>> start Dataset extract

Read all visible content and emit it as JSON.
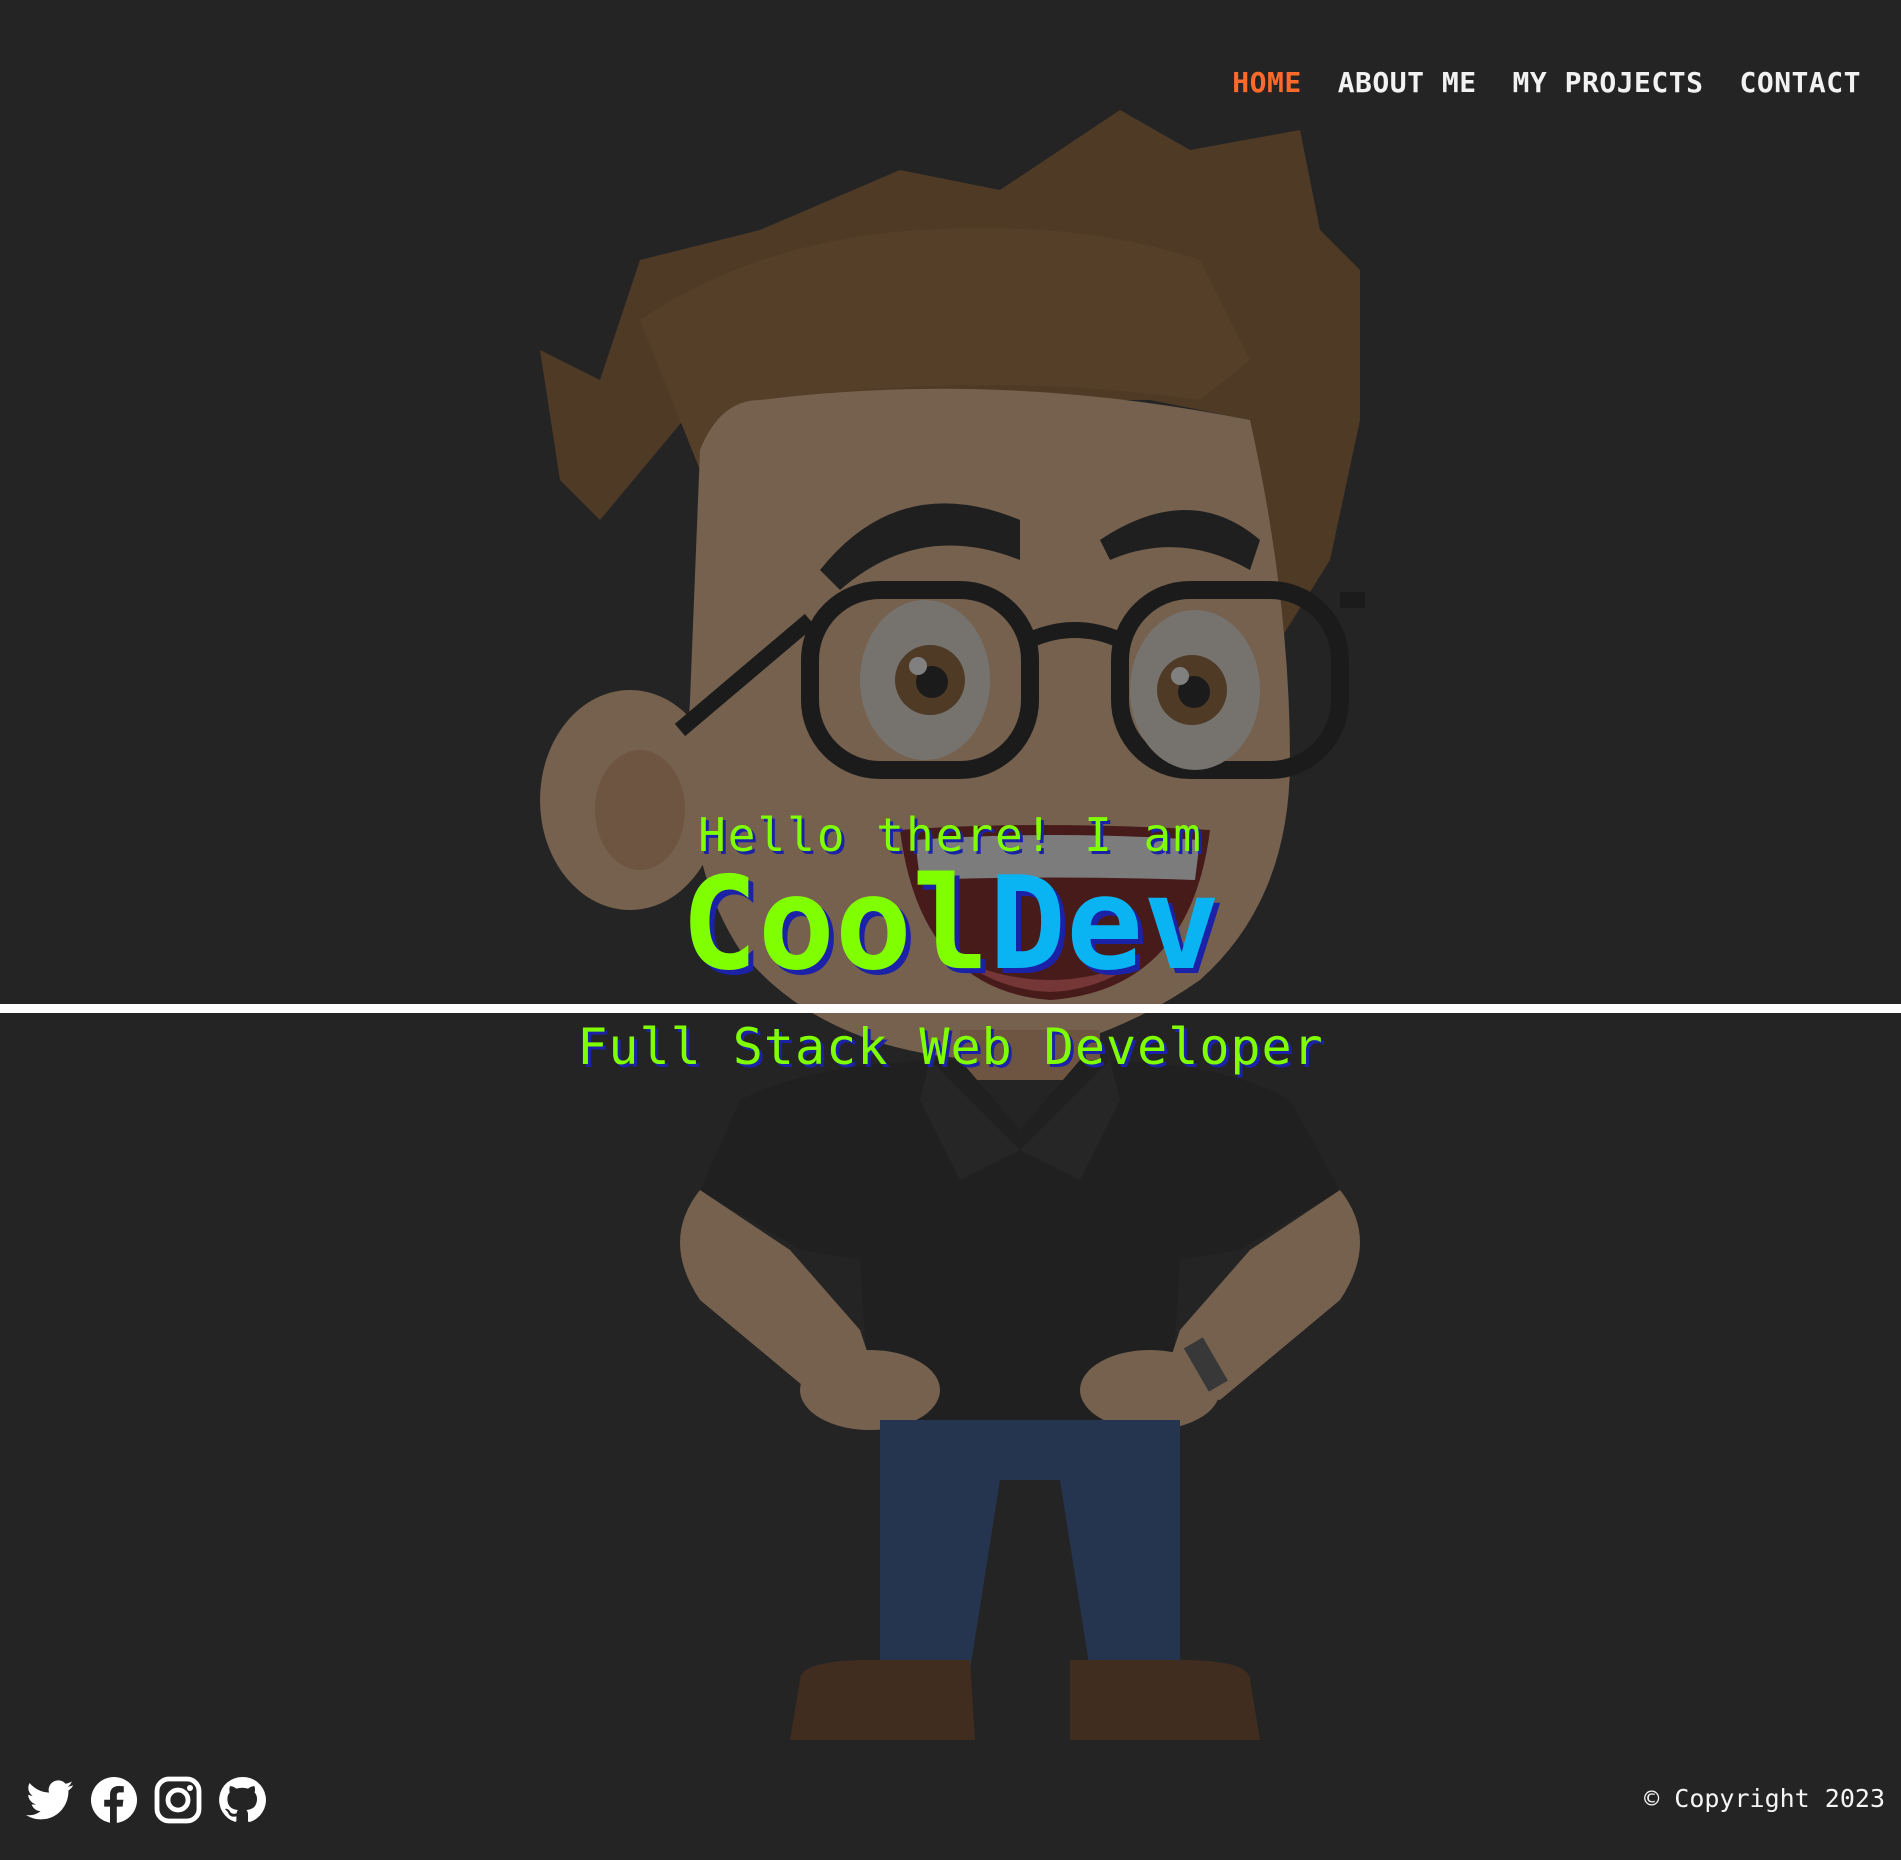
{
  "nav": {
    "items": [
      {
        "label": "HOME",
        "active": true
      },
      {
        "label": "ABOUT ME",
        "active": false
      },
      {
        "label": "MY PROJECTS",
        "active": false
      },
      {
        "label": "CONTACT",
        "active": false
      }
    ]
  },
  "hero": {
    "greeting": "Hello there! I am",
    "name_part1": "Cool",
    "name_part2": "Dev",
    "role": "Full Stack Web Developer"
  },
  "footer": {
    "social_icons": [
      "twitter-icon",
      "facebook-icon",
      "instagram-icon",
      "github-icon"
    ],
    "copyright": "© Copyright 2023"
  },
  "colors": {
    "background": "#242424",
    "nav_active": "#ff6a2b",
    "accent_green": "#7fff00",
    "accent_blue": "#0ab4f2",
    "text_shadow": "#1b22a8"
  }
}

>> end Dataset extract

__What to produce__
Exactly reproduce each record, leaving out any pictures.

__Answer to this problem__
Read all visible content and emit it as JSON.
{
  "nav": {
    "items": [
      {
        "label": "HOME",
        "active": true
      },
      {
        "label": "ABOUT ME",
        "active": false
      },
      {
        "label": "MY PROJECTS",
        "active": false
      },
      {
        "label": "CONTACT",
        "active": false
      }
    ]
  },
  "hero": {
    "greeting": "Hello there! I am",
    "name_part1": "Cool",
    "name_part2": "Dev",
    "role": "Full Stack Web Developer"
  },
  "footer": {
    "social_icons": [
      "twitter-icon",
      "facebook-icon",
      "instagram-icon",
      "github-icon"
    ],
    "copyright": "© Copyright 2023"
  },
  "colors": {
    "background": "#242424",
    "nav_active": "#ff6a2b",
    "accent_green": "#7fff00",
    "accent_blue": "#0ab4f2",
    "text_shadow": "#1b22a8"
  }
}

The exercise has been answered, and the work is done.